▸ **WORK TO BE COMPLETED**: Return all of the entries word for word, but omit the pictures they contain.

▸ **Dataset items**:
◇ ◇ ◇ ◇ ◇
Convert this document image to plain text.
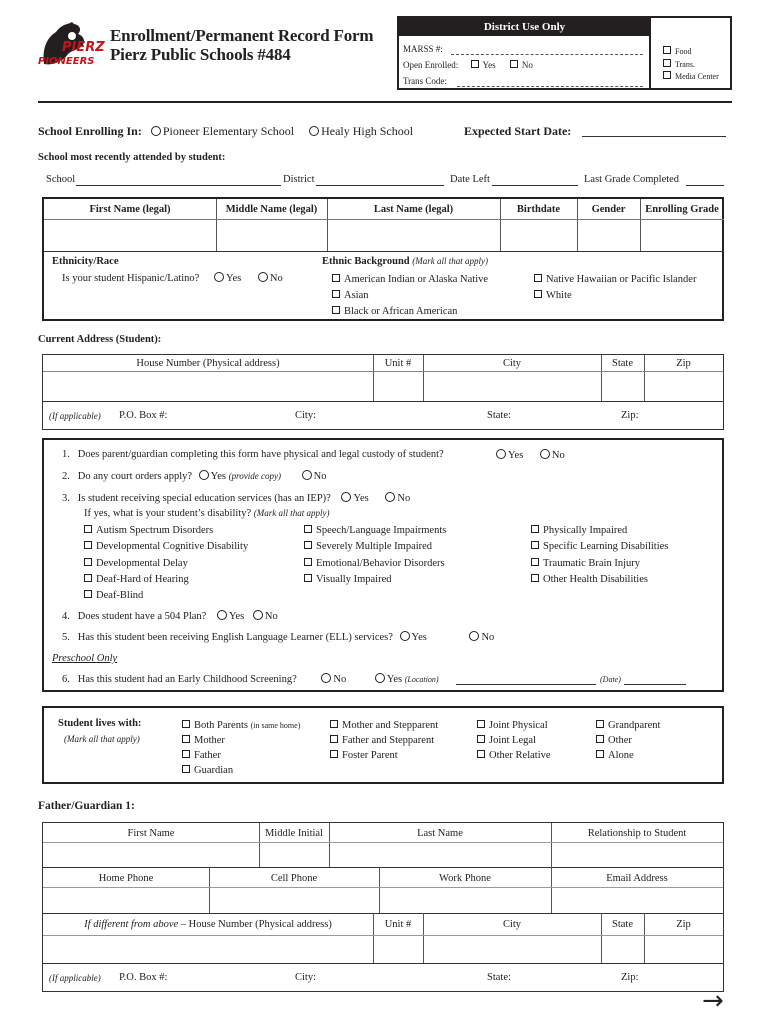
PIERZ
PIONEERS
Enrollment/Permanent Record Form
Pierz Public Schools #484
District Use Only
MARSS #:
Open Enrolled:	Yes	No
Trans Code:
Food
Trans.
Media Center
School Enrolling In: Pioneer Elementary School Healy High School	Expected Start Date:
School most recently attended by student:
School	District	Date Left	Last Grade Completed
First Name (legal)	Middle Name (legal)	Last Name (legal)	Birthdate	Gender	Enrolling Grade
Ethnicity/Race
Is your student Hispanic/Latino?	Yes	No
Ethnic Background (Mark all that apply)
American Indian or Alaska Native
Asian
Black or African American
Native Hawaiian or Pacific Islander
White
Current Address (Student):
House Number (Physical address)	Unit #	City	State	Zip
(If applicable) P.O. Box #:	City:	State:	Zip:
1. Does parent/guardian completing this form have physical and legal custody of student?	Yes	No
2. Do any court orders apply? Yes (provide copy)	No
3. Is student receiving special education services (has an IEP)? Yes	No
If yes, what is your student’s disability? (Mark all that apply)
Autism Spectrum Disorders
Developmental Cognitive Disability
Developmental Delay
Deaf-Hard of Hearing
Deaf-Blind
Speech/Language Impairments
Severely Multiple Impaired
Emotional/Behavior Disorders
Visually Impaired
Physically Impaired
Specific Learning Disabilities
Traumatic Brain Injury
Other Health Disabilities
4. Does student have a 504 Plan? Yes No
5. Has this student been receiving English Language Learner (ELL) services? Yes	No
Preschool Only
6. Has this student had an Early Childhood Screening?	No	Yes (Location)	(Date)
Student lives with:
(Mark all that apply)
Both Parents (in same home)
Mother
Father
Guardian
Mother and Stepparent
Father and Stepparent
Foster Parent
Joint Physical
Joint Legal
Other Relative
Grandparent
Other
Alone
Father/Guardian 1:
First Name	Middle Initial	Last Name	Relationship to Student
Home Phone	Cell Phone	Work Phone	Email Address
If different from above – House Number (Physical address)	Unit #	City	State	Zip
(If applicable) P.O. Box #:	City:	State:	Zip:
→
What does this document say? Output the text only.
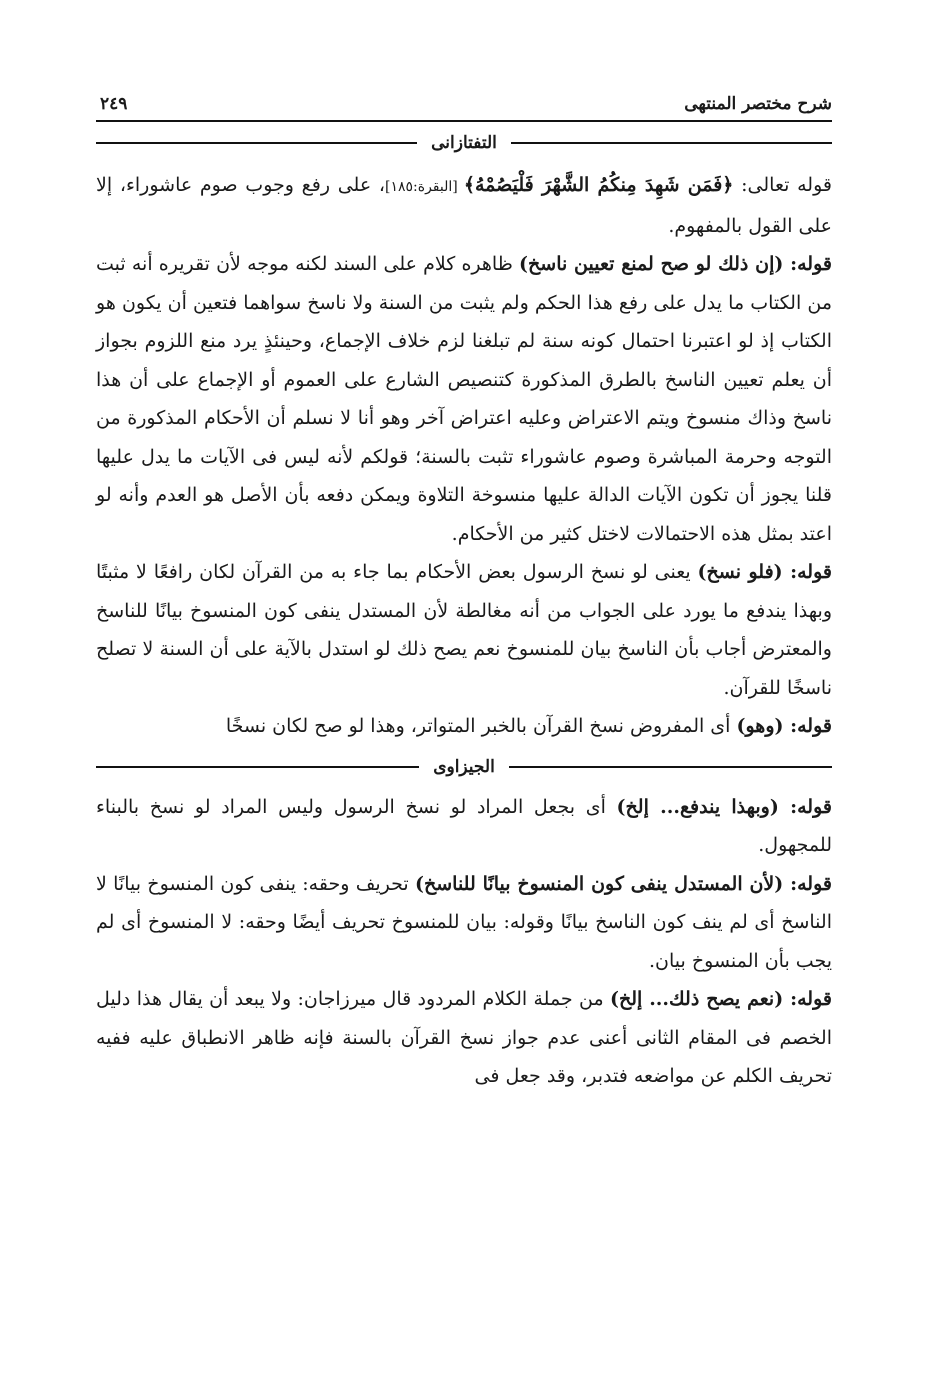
شرح مختصر المنتهى
٢٤٩
التفتازانى

قوله تعالى: ﴿فَمَن شَهِدَ مِنكُمُ الشَّهْرَ فَلْيَصُمْهُ﴾ [البقرة:١٨٥]، على رفع وجوب صوم عاشوراء، إلا على القول بالمفهوم.

قوله: (إن ذلك لو صح لمنع تعيين ناسخ) ظاهره كلام على السند لكنه موجه لأن تقريره أنه ثبت من الكتاب ما يدل على رفع هذا الحكم ولم يثبت من السنة ولا ناسخ سواهما فتعين أن يكون هو الكتاب إذ لو اعتبرنا احتمال كونه سنة لم تبلغنا لزم خلاف الإجماع، وحينئذٍ يرد منع اللزوم بجواز أن يعلم تعيين الناسخ بالطرق المذكورة كتنصيص الشارع على العموم أو الإجماع على أن هذا ناسخ وذاك منسوخ ويتم الاعتراض وعليه اعتراض آخر وهو أنا لا نسلم أن الأحكام المذكورة من التوجه وحرمة المباشرة وصوم عاشوراء تثبت بالسنة؛ قولكم لأنه ليس فى الآيات ما يدل عليها قلنا يجوز أن تكون الآيات الدالة عليها منسوخة التلاوة ويمكن دفعه بأن الأصل هو العدم وأنه لو اعتد بمثل هذه الاحتمالات لاختل كثير من الأحكام.

قوله: (فلو نسخ) يعنى لو نسخ الرسول بعض الأحكام بما جاء به من القرآن لكان رافعًا لا مثبتًا وبهذا يندفع ما يورد على الجواب من أنه مغالطة لأن المستدل ينفى كون المنسوخ بيانًا للناسخ والمعترض أجاب بأن الناسخ بيان للمنسوخ نعم يصح ذلك لو استدل بالآية على أن السنة لا تصلح ناسخًا للقرآن.

قوله: (وهو) أى المفروض نسخ القرآن بالخبر المتواتر، وهذا لو صح لكان نسخًا

الجيزاوى

قوله: (وبهذا يندفع... إلخ) أى بجعل المراد لو نسخ الرسول وليس المراد لو نسخ بالبناء للمجهول.

قوله: (لأن المستدل ينفى كون المنسوخ بيانًا للناسخ) تحريف وحقه: ينفى كون المنسوخ بيانًا لا الناسخ أى لم ينف كون الناسخ بيانًا وقوله: بيان للمنسوخ تحريف أيضًا وحقه: لا المنسوخ أى لم يجب بأن المنسوخ بيان.

قوله: (نعم يصح ذلك... إلخ) من جملة الكلام المردود قال ميرزاجان: ولا يبعد أن يقال هذا دليل الخصم فى المقام الثانى أعنى عدم جواز نسخ القرآن بالسنة فإنه ظاهر الانطباق عليه ففيه تحريف الكلم عن مواضعه فتدبر، وقد جعل فى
◇ ◇ ◇ ◇ ◇
▸ **EXERCISE RESPONSE**:
Convert this document image to plain text.
PIERZ
PIONEERS
Enrollment/Permanent Record Form
Pierz Public Schools #484
District Use Only
MARSS #:
Open Enrolled:	Yes	No
Trans Code:
Food
Trans.
Media Center
School Enrolling In: Pioneer Elementary School Healy High School	Expected Start Date:
School most recently attended by student:
School	District	Date Left	Last Grade Completed
First Name (legal)	Middle Name (legal)	Last Name (legal)	Birthdate	Gender	Enrolling Grade
Ethnicity/Race
Is your student Hispanic/Latino?	Yes	No
Ethnic Background (Mark all that apply)
American Indian or Alaska Native
Asian
Black or African American
Native Hawaiian or Pacific Islander
White
Current Address (Student):
House Number (Physical address)	Unit #	City	State	Zip
(If applicable) P.O. Box #:	City:	State:	Zip:
1. Does parent/guardian completing this form have physical and legal custody of student?	Yes	No
2. Do any court orders apply? Yes (provide copy)	No
3. Is student receiving special education services (has an IEP)? Yes	No
If yes, what is your student’s disability? (Mark all that apply)
Autism Spectrum Disorders
Developmental Cognitive Disability
Developmental Delay
Deaf-Hard of Hearing
Deaf-Blind
Speech/Language Impairments
Severely Multiple Impaired
Emotional/Behavior Disorders
Visually Impaired
Physically Impaired
Specific Learning Disabilities
Traumatic Brain Injury
Other Health Disabilities
4. Does student have a 504 Plan? Yes No
5. Has this student been receiving English Language Learner (ELL) services? Yes	No
Preschool Only
6. Has this student had an Early Childhood Screening?	No	Yes (Location)	(Date)
Student lives with:
(Mark all that apply)
Both Parents (in same home)
Mother
Father
Guardian
Mother and Stepparent
Father and Stepparent
Foster Parent
Joint Physical
Joint Legal
Other Relative
Grandparent
Other
Alone
Father/Guardian 1:
First Name	Middle Initial	Last Name	Relationship to Student
Home Phone	Cell Phone	Work Phone	Email Address
If different from above – House Number (Physical address)	Unit #	City	State	Zip
(If applicable) P.O. Box #:	City:	State:	Zip:
→
What does this document say? Output the text only.
شرح مختصر المنتهى
٢٤٩
التفتازانى

قوله تعالى: ﴿فَمَن شَهِدَ مِنكُمُ الشَّهْرَ فَلْيَصُمْهُ﴾ [البقرة:١٨٥]، على رفع وجوب صوم عاشوراء، إلا على القول بالمفهوم.

قوله: (إن ذلك لو صح لمنع تعيين ناسخ) ظاهره كلام على السند لكنه موجه لأن تقريره أنه ثبت من الكتاب ما يدل على رفع هذا الحكم ولم يثبت من السنة ولا ناسخ سواهما فتعين أن يكون هو الكتاب إذ لو اعتبرنا احتمال كونه سنة لم تبلغنا لزم خلاف الإجماع، وحينئذٍ يرد منع اللزوم بجواز أن يعلم تعيين الناسخ بالطرق المذكورة كتنصيص الشارع على العموم أو الإجماع على أن هذا ناسخ وذاك منسوخ ويتم الاعتراض وعليه اعتراض آخر وهو أنا لا نسلم أن الأحكام المذكورة من التوجه وحرمة المباشرة وصوم عاشوراء تثبت بالسنة؛ قولكم لأنه ليس فى الآيات ما يدل عليها قلنا يجوز أن تكون الآيات الدالة عليها منسوخة التلاوة ويمكن دفعه بأن الأصل هو العدم وأنه لو اعتد بمثل هذه الاحتمالات لاختل كثير من الأحكام.

قوله: (فلو نسخ) يعنى لو نسخ الرسول بعض الأحكام بما جاء به من القرآن لكان رافعًا لا مثبتًا وبهذا يندفع ما يورد على الجواب من أنه مغالطة لأن المستدل ينفى كون المنسوخ بيانًا للناسخ والمعترض أجاب بأن الناسخ بيان للمنسوخ نعم يصح ذلك لو استدل بالآية على أن السنة لا تصلح ناسخًا للقرآن.

قوله: (وهو) أى المفروض نسخ القرآن بالخبر المتواتر، وهذا لو صح لكان نسخًا

الجيزاوى

قوله: (وبهذا يندفع... إلخ) أى بجعل المراد لو نسخ الرسول وليس المراد لو نسخ بالبناء للمجهول.

قوله: (لأن المستدل ينفى كون المنسوخ بيانًا للناسخ) تحريف وحقه: ينفى كون المنسوخ بيانًا لا الناسخ أى لم ينف كون الناسخ بيانًا وقوله: بيان للمنسوخ تحريف أيضًا وحقه: لا المنسوخ أى لم يجب بأن المنسوخ بيان.

قوله: (نعم يصح ذلك... إلخ) من جملة الكلام المردود قال ميرزاجان: ولا يبعد أن يقال هذا دليل الخصم فى المقام الثانى أعنى عدم جواز نسخ القرآن بالسنة فإنه ظاهر الانطباق عليه ففيه تحريف الكلم عن مواضعه فتدبر، وقد جعل فى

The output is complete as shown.